• _SUPPLIED INFORMATION_
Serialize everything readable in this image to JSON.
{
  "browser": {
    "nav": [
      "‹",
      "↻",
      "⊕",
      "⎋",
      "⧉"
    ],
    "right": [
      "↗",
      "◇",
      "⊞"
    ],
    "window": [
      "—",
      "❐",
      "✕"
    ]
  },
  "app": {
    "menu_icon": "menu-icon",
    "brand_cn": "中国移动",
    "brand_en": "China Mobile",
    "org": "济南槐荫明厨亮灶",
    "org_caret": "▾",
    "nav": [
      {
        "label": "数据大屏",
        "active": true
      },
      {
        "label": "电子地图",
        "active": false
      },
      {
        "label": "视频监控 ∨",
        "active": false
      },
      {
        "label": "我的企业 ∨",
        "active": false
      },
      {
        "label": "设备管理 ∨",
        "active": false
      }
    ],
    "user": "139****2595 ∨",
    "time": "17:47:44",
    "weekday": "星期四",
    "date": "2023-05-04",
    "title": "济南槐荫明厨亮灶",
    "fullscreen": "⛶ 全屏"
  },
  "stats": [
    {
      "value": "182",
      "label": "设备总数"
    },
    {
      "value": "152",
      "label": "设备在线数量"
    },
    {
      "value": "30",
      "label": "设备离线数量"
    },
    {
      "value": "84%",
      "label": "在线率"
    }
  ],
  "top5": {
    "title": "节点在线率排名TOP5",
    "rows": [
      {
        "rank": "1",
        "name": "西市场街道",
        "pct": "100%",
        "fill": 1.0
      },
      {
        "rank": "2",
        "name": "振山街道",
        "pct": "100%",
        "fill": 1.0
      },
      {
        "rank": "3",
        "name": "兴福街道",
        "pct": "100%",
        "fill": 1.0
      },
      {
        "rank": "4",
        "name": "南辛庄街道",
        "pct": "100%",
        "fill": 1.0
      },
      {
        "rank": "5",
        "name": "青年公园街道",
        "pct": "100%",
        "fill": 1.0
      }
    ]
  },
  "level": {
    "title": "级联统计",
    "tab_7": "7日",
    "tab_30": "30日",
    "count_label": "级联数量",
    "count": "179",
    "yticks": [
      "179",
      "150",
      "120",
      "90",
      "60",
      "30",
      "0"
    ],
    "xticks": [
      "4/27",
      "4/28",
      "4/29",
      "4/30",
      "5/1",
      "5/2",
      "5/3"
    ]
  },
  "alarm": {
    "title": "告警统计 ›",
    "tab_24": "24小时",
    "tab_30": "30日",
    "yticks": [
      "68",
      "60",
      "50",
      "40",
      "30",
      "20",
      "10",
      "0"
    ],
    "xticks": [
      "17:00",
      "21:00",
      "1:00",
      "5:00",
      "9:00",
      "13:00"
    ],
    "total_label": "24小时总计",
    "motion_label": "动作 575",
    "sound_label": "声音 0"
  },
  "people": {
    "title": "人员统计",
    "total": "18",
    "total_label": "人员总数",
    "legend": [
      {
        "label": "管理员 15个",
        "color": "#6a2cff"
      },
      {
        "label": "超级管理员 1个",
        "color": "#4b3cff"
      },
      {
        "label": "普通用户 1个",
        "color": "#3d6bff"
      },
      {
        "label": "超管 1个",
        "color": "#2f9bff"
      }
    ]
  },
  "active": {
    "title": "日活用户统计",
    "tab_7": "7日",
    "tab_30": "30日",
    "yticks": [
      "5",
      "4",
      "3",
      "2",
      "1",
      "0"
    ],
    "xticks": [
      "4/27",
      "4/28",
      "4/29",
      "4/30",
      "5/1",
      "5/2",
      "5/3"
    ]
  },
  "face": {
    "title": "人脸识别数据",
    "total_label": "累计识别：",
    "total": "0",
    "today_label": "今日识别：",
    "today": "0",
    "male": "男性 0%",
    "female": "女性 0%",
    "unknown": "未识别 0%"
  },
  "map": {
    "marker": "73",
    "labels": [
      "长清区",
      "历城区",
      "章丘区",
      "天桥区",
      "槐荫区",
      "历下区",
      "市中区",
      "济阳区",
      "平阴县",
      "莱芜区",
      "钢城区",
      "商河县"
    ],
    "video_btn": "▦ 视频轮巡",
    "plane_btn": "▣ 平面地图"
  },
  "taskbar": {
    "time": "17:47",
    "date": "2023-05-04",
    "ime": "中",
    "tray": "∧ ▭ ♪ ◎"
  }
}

• _AIM OF THE TASK_
Exact copies of all the records are required.

• _WRITTEN RESPONSE_
Serialize everything readable in this image to JSON.
{
  "browser": {
    "nav": [
      "‹",
      "↻",
      "⊕",
      "⎋",
      "⧉"
    ],
    "right": [
      "↗",
      "◇",
      "⊞"
    ],
    "window": [
      "—",
      "❐",
      "✕"
    ]
  },
  "app": {
    "menu_icon": "menu-icon",
    "brand_cn": "中国移动",
    "brand_en": "China Mobile",
    "org": "济南槐荫明厨亮灶",
    "org_caret": "▾",
    "nav": [
      {
        "label": "数据大屏",
        "active": true
      },
      {
        "label": "电子地图",
        "active": false
      },
      {
        "label": "视频监控 ∨",
        "active": false
      },
      {
        "label": "我的企业 ∨",
        "active": false
      },
      {
        "label": "设备管理 ∨",
        "active": false
      }
    ],
    "user": "139****2595 ∨",
    "time": "17:47:44",
    "weekday": "星期四",
    "date": "2023-05-04",
    "title": "济南槐荫明厨亮灶",
    "fullscreen": "⛶ 全屏"
  },
  "stats": [
    {
      "value": "182",
      "label": "设备总数"
    },
    {
      "value": "152",
      "label": "设备在线数量"
    },
    {
      "value": "30",
      "label": "设备离线数量"
    },
    {
      "value": "84%",
      "label": "在线率"
    }
  ],
  "top5": {
    "title": "节点在线率排名TOP5",
    "rows": [
      {
        "rank": "1",
        "name": "西市场街道",
        "pct": "100%",
        "fill": 1.0
      },
      {
        "rank": "2",
        "name": "振山街道",
        "pct": "100%",
        "fill": 1.0
      },
      {
        "rank": "3",
        "name": "兴福街道",
        "pct": "100%",
        "fill": 1.0
      },
      {
        "rank": "4",
        "name": "南辛庄街道",
        "pct": "100%",
        "fill": 1.0
      },
      {
        "rank": "5",
        "name": "青年公园街道",
        "pct": "100%",
        "fill": 1.0
      }
    ]
  },
  "level": {
    "title": "级联统计",
    "tab_7": "7日",
    "tab_30": "30日",
    "count_label": "级联数量",
    "count": "179",
    "yticks": [
      "179",
      "150",
      "120",
      "90",
      "60",
      "30",
      "0"
    ],
    "xticks": [
      "4/27",
      "4/28",
      "4/29",
      "4/30",
      "5/1",
      "5/2",
      "5/3"
    ]
  },
  "alarm": {
    "title": "告警统计 ›",
    "tab_24": "24小时",
    "tab_30": "30日",
    "yticks": [
      "68",
      "60",
      "50",
      "40",
      "30",
      "20",
      "10",
      "0"
    ],
    "xticks": [
      "17:00",
      "21:00",
      "1:00",
      "5:00",
      "9:00",
      "13:00"
    ],
    "total_label": "24小时总计",
    "motion_label": "动作 575",
    "sound_label": "声音 0"
  },
  "people": {
    "title": "人员统计",
    "total": "18",
    "total_label": "人员总数",
    "legend": [
      {
        "label": "管理员 15个",
        "color": "#6a2cff"
      },
      {
        "label": "超级管理员 1个",
        "color": "#4b3cff"
      },
      {
        "label": "普通用户 1个",
        "color": "#3d6bff"
      },
      {
        "label": "超管 1个",
        "color": "#2f9bff"
      }
    ]
  },
  "active": {
    "title": "日活用户统计",
    "tab_7": "7日",
    "tab_30": "30日",
    "yticks": [
      "5",
      "4",
      "3",
      "2",
      "1",
      "0"
    ],
    "xticks": [
      "4/27",
      "4/28",
      "4/29",
      "4/30",
      "5/1",
      "5/2",
      "5/3"
    ]
  },
  "face": {
    "title": "人脸识别数据",
    "total_label": "累计识别：",
    "total": "0",
    "today_label": "今日识别：",
    "today": "0",
    "male": "男性 0%",
    "female": "女性 0%",
    "unknown": "未识别 0%"
  },
  "map": {
    "marker": "73",
    "labels": [
      "长清区",
      "历城区",
      "章丘区",
      "天桥区",
      "槐荫区",
      "历下区",
      "市中区",
      "济阳区",
      "平阴县",
      "莱芜区",
      "钢城区",
      "商河县"
    ],
    "video_btn": "▦ 视频轮巡",
    "plane_btn": "▣ 平面地图"
  },
  "taskbar": {
    "time": "17:47",
    "date": "2023-05-04",
    "ime": "中",
    "tray": "∧ ▭ ♪ ◎"
  }
}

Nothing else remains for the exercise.